» **Listing**
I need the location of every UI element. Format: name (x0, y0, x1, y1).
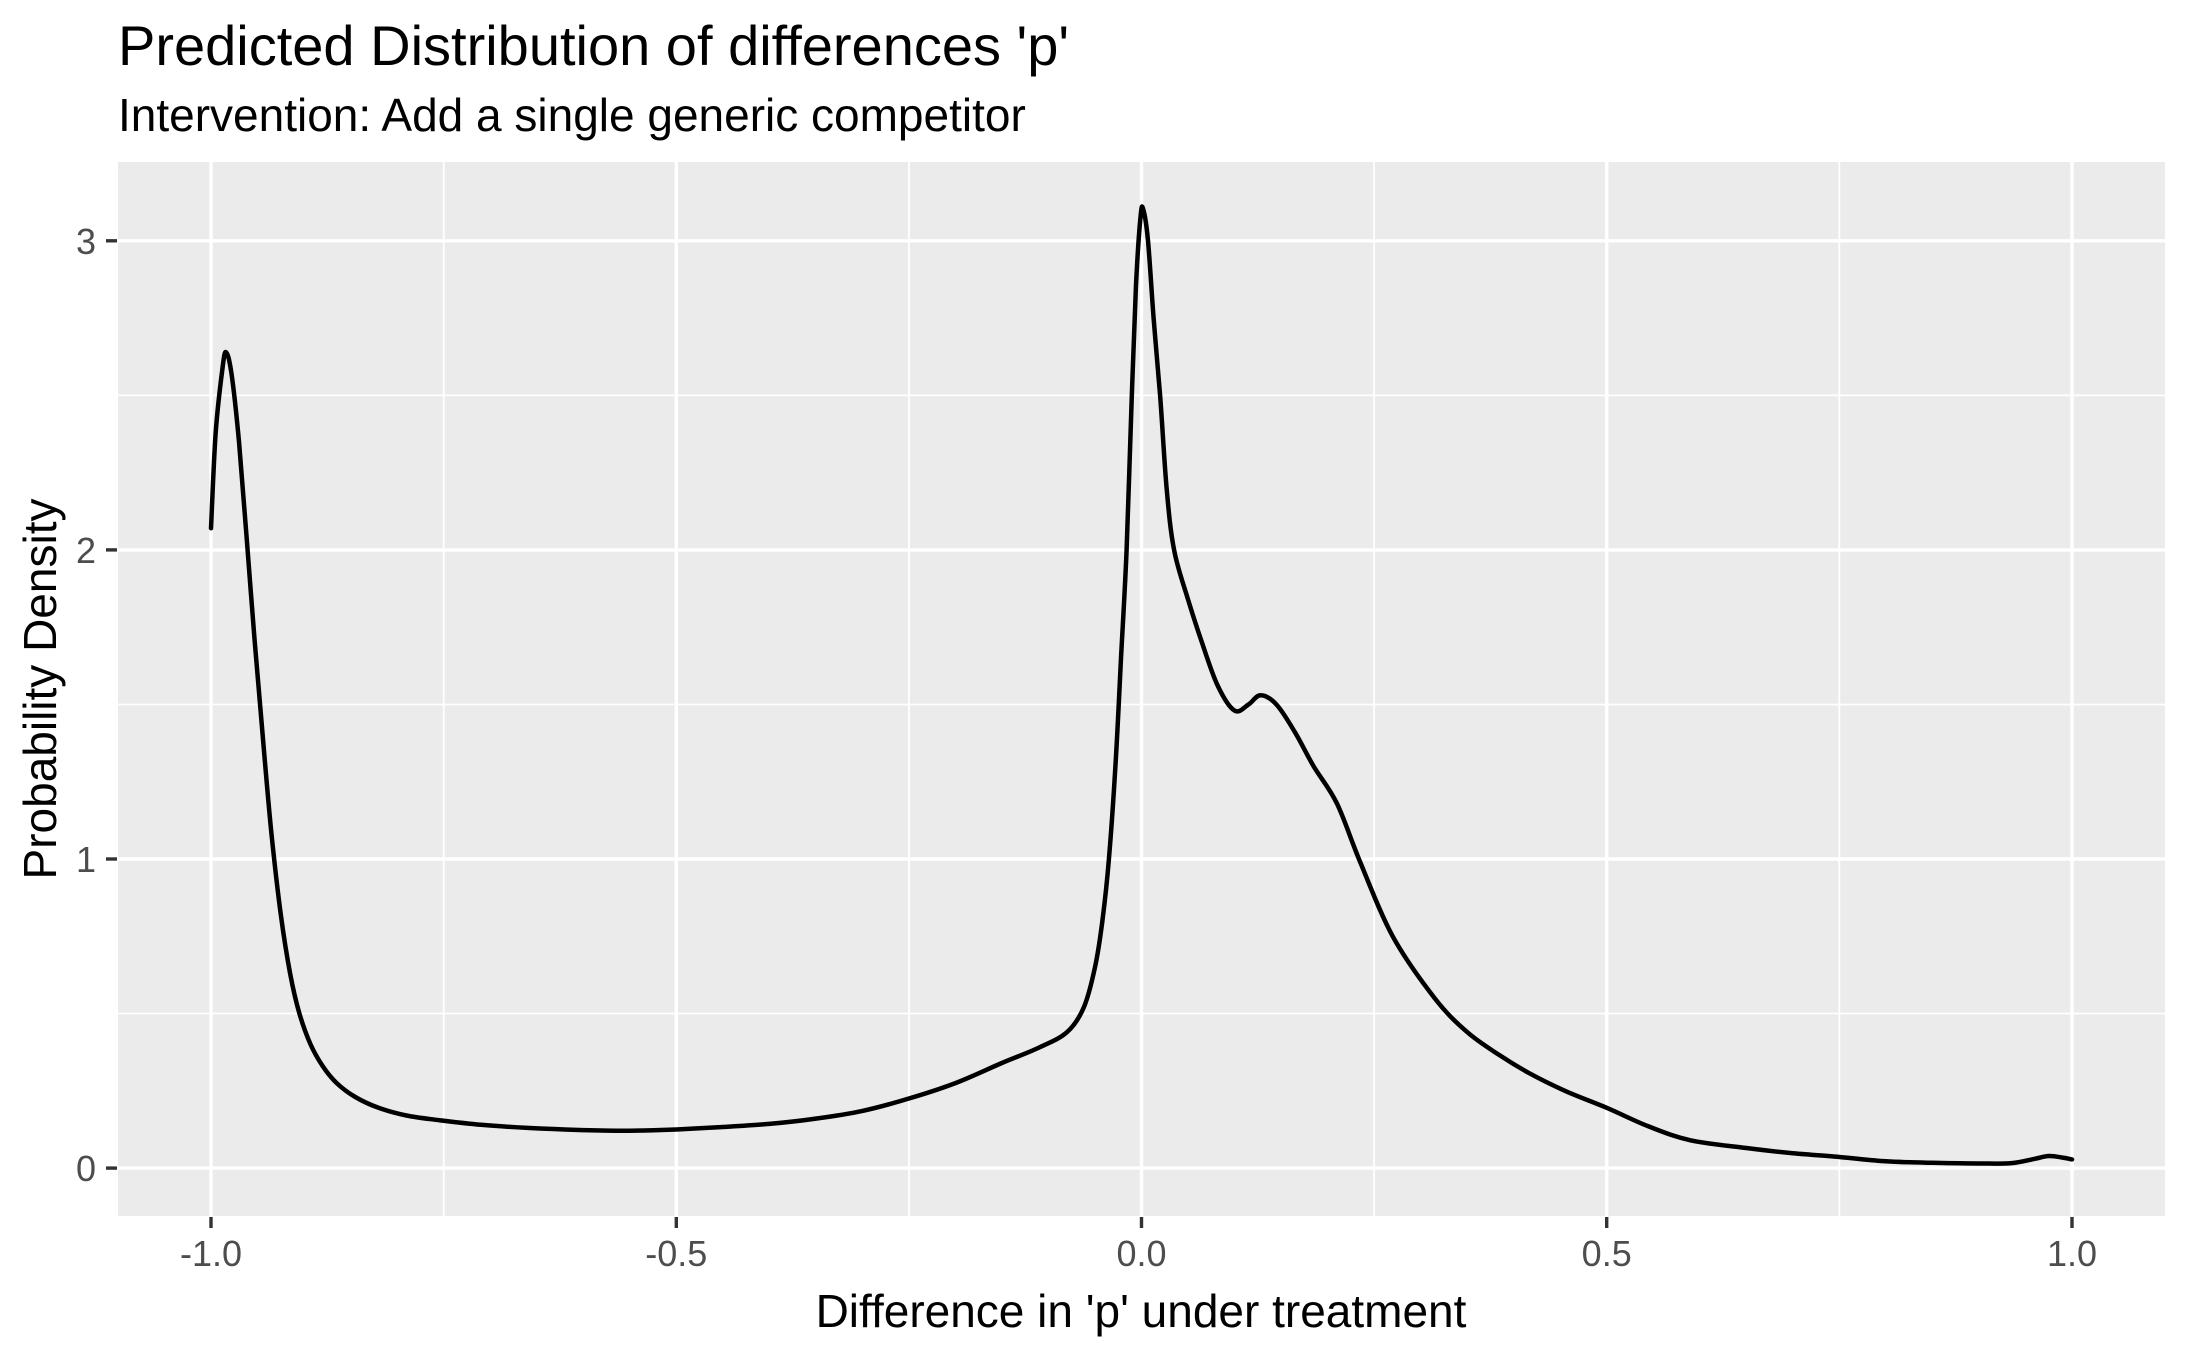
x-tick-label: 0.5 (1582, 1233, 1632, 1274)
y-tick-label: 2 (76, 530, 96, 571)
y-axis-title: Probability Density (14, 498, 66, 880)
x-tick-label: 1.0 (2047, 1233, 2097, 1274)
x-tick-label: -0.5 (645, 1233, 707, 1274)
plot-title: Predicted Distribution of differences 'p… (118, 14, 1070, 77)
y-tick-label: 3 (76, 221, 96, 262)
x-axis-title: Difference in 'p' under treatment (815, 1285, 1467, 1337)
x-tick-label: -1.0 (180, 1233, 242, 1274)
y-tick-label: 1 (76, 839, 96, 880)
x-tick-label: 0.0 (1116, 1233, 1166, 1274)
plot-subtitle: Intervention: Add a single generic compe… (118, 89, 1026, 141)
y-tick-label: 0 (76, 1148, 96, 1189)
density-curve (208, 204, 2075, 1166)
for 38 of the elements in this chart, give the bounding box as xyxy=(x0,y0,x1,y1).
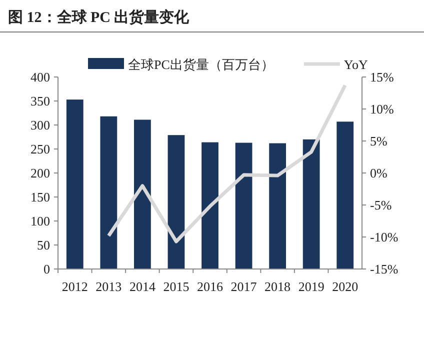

==

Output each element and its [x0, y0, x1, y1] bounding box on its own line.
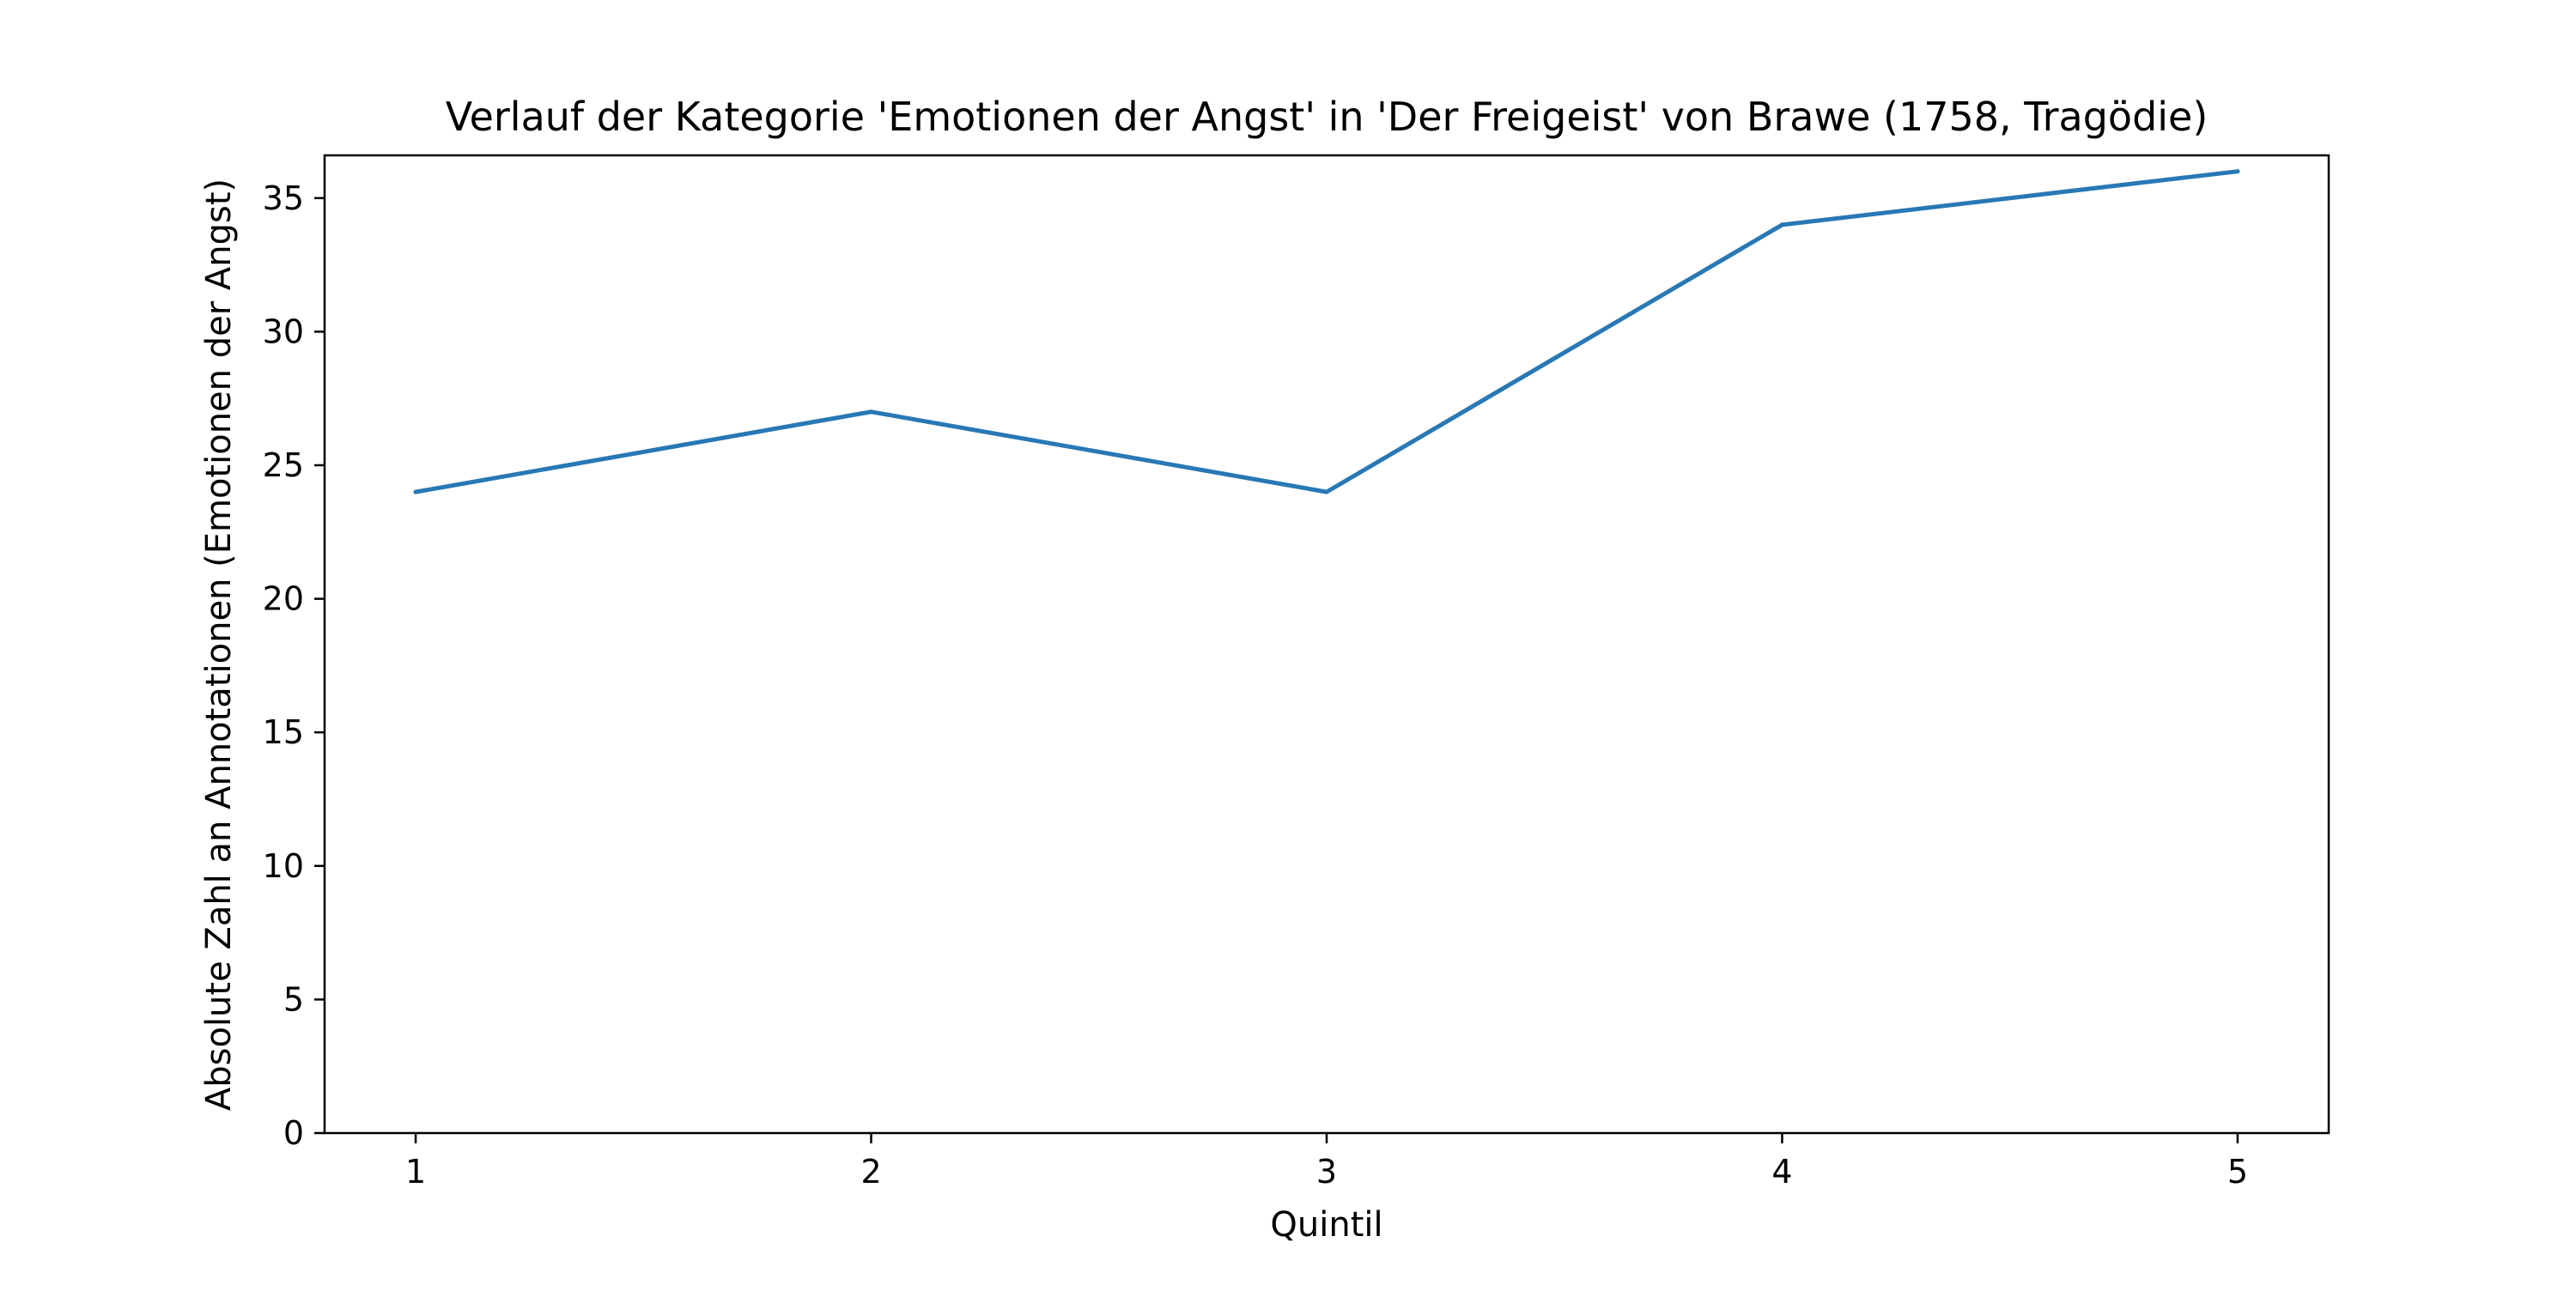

--

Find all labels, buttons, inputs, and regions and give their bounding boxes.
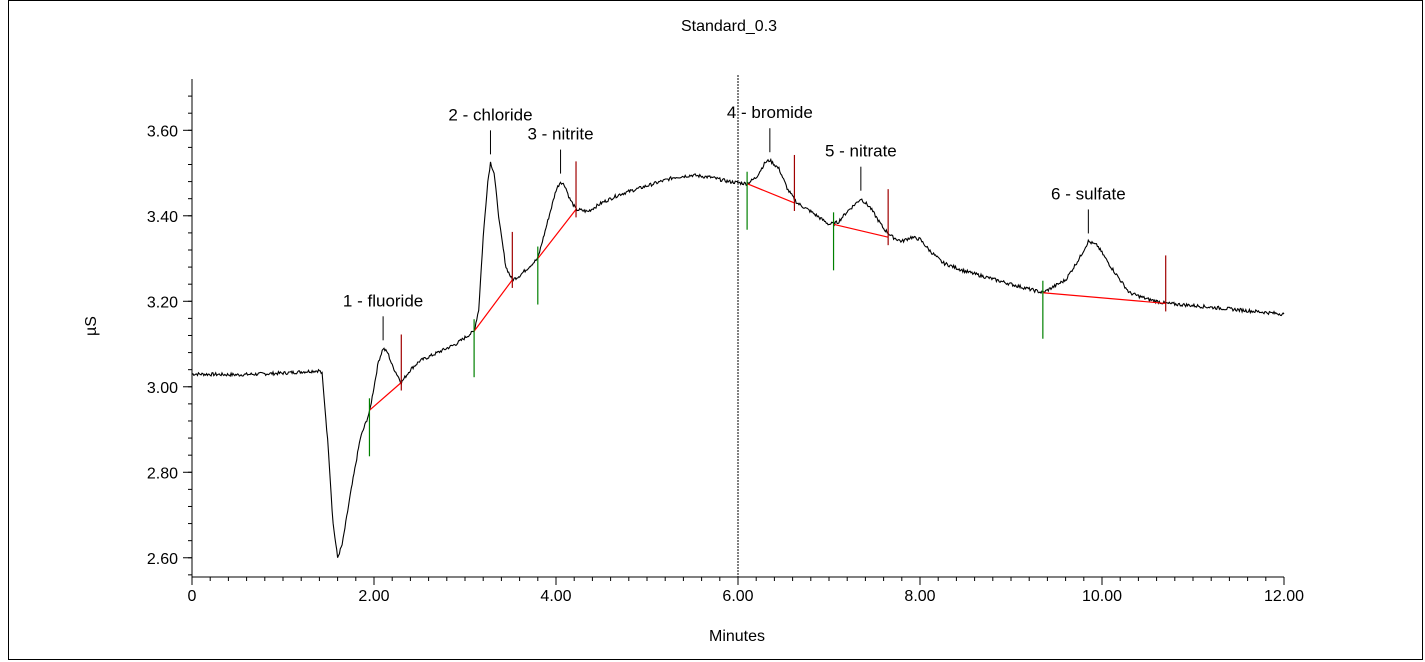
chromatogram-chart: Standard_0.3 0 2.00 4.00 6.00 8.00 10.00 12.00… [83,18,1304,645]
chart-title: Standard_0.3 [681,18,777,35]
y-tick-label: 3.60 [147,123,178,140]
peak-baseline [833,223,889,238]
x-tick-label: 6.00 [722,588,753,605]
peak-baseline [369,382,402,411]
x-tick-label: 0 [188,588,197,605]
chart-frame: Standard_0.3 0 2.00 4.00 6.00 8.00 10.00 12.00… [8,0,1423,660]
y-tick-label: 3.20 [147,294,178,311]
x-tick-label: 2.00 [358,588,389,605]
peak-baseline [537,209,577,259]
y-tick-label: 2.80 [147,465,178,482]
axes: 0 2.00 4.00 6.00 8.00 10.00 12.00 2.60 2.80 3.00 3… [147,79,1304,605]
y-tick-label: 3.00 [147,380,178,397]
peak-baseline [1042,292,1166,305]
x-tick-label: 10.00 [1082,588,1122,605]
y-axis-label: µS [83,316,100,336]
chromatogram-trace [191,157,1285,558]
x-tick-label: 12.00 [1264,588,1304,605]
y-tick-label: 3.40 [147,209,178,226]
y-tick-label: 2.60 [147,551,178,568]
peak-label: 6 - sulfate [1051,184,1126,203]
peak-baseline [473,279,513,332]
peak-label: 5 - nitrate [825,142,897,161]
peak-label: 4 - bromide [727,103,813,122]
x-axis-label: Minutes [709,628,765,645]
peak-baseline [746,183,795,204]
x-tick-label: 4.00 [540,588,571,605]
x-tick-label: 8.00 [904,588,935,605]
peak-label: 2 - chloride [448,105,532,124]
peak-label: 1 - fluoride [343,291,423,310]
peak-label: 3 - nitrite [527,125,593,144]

» **Your instructions**
Return the rows from the line with "I need the location" up to and including the line with "x-tick-label: -0.5 (645, 1233, 707, 1274)", copied unchanged and with the pictures left out.

» **Solution to the exercise**
I need the location of every UI element. Format: name (x0, y0, x1, y1).
x-tick-label: 0.5 (1582, 1233, 1632, 1274)
y-tick-label: 2 (76, 530, 96, 571)
y-axis-title: Probability Density (14, 498, 66, 880)
x-tick-label: 1.0 (2047, 1233, 2097, 1274)
x-tick-label: -0.5 (645, 1233, 707, 1274)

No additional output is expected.